__GOAL OF THE EXERCISE__. Repeat the material verbatim. Images are excluded from the copy.

:: EXTRACTED INFORMATION ::

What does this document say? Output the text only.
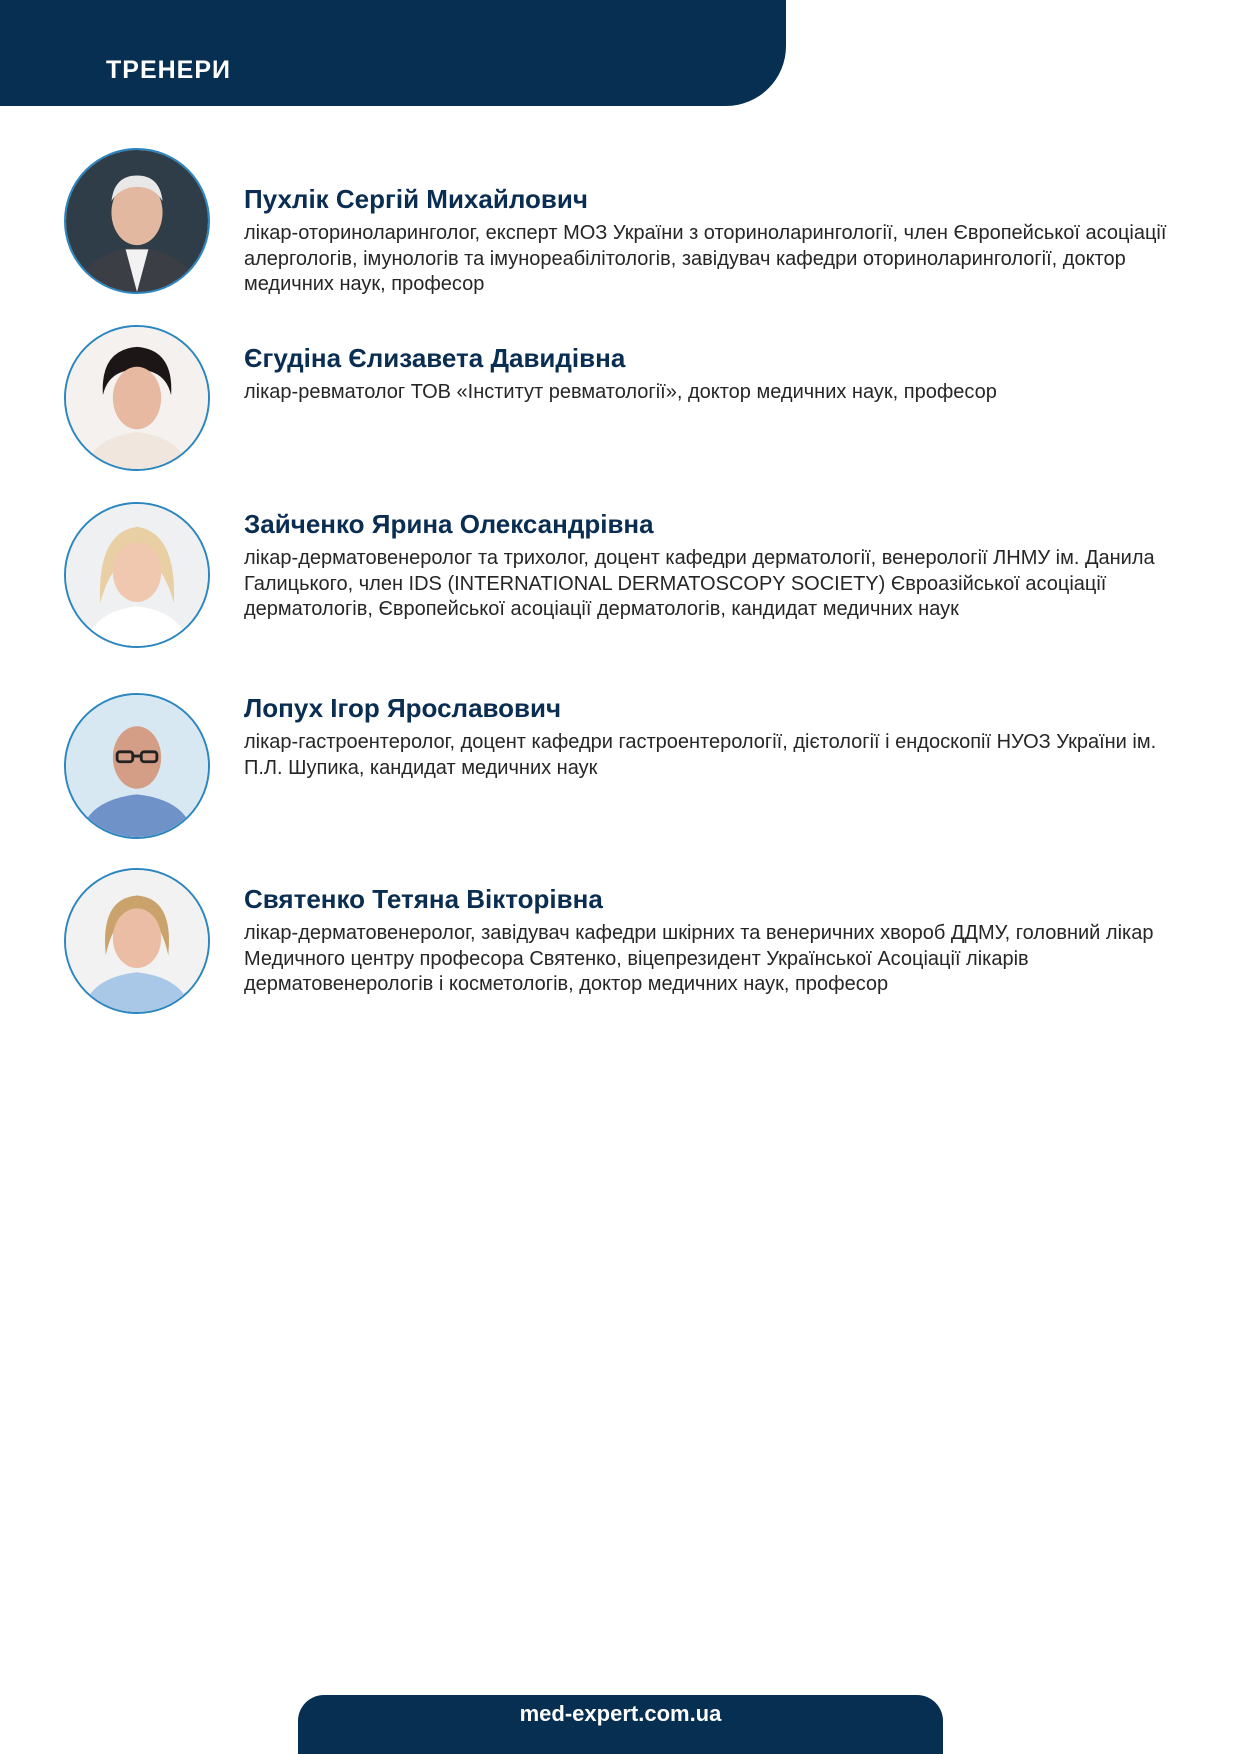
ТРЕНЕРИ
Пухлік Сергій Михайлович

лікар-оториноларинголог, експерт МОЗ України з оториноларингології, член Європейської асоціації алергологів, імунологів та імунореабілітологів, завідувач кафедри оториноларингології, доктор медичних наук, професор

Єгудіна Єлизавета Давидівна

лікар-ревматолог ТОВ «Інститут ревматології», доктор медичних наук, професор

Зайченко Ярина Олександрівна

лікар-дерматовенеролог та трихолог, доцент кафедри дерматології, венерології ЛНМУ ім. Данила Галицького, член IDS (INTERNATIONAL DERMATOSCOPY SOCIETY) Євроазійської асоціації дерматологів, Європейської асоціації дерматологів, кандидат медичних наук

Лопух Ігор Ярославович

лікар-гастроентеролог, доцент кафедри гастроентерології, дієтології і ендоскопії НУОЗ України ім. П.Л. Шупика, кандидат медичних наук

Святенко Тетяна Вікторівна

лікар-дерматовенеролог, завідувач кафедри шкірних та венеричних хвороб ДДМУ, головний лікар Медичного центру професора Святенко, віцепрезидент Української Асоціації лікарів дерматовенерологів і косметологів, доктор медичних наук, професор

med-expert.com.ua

:::

__EXERCISE ANSWER__.
What does this document say? Output the text only.
ТРЕНЕРИ
Пухлік Сергій Михайлович

лікар-оториноларинголог, експерт МОЗ України з оториноларингології, член Європейської асоціації алергологів, імунологів та імунореабілітологів, завідувач кафедри оториноларингології, доктор медичних наук, професор

Єгудіна Єлизавета Давидівна

лікар-ревматолог ТОВ «Інститут ревматології», доктор медичних наук, професор

Зайченко Ярина Олександрівна

лікар-дерматовенеролог та трихолог, доцент кафедри дерматології, венерології ЛНМУ ім. Данила Галицького, член IDS (INTERNATIONAL DERMATOSCOPY SOCIETY) Євроазійської асоціації дерматологів, Європейської асоціації дерматологів, кандидат медичних наук

Лопух Ігор Ярославович

лікар-гастроентеролог, доцент кафедри гастроентерології, дієтології і ендоскопії НУОЗ України ім. П.Л. Шупика, кандидат медичних наук

Святенко Тетяна Вікторівна

лікар-дерматовенеролог, завідувач кафедри шкірних та венеричних хвороб ДДМУ, головний лікар Медичного центру професора Святенко, віцепрезидент Української Асоціації лікарів дерматовенерологів і косметологів, доктор медичних наук, професор

med-expert.com.ua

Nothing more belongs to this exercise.